**Instruction:** Copy each line of the records that contains the word "independencia".

--- begin Exercise materials ---

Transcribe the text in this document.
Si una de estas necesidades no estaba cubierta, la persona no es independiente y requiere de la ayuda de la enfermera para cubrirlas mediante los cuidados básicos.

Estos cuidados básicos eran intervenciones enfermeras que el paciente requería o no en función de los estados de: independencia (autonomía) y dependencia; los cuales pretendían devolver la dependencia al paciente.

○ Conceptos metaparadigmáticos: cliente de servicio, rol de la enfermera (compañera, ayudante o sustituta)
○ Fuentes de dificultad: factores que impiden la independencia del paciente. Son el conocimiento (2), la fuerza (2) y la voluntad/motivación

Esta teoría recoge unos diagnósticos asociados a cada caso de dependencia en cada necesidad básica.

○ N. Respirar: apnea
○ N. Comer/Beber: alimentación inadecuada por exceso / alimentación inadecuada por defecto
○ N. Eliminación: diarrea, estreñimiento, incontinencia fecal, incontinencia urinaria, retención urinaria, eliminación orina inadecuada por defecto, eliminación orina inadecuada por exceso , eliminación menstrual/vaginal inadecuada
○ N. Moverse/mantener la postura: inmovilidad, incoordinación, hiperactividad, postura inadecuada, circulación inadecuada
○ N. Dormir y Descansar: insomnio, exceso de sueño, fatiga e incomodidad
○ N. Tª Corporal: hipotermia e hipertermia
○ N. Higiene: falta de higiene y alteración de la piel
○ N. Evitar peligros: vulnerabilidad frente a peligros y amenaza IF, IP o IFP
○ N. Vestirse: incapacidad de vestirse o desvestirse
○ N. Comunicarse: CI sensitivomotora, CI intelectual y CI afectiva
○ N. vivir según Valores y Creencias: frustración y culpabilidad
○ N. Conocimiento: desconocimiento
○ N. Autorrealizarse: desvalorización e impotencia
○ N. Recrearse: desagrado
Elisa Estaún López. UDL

--- end Exercise materials ---

**Written answer:**
Estos cuidados básicos eran intervenciones enfermeras que el paciente requería o no en función de los estados de: independencia (autonomía) y dependencia; los cuales pretendían devolver la dependencia al paciente.
○ Fuentes de dificultad: factores que impiden la independencia del paciente. Son el conocimiento (2), la fuerza (2) y la voluntad/motivación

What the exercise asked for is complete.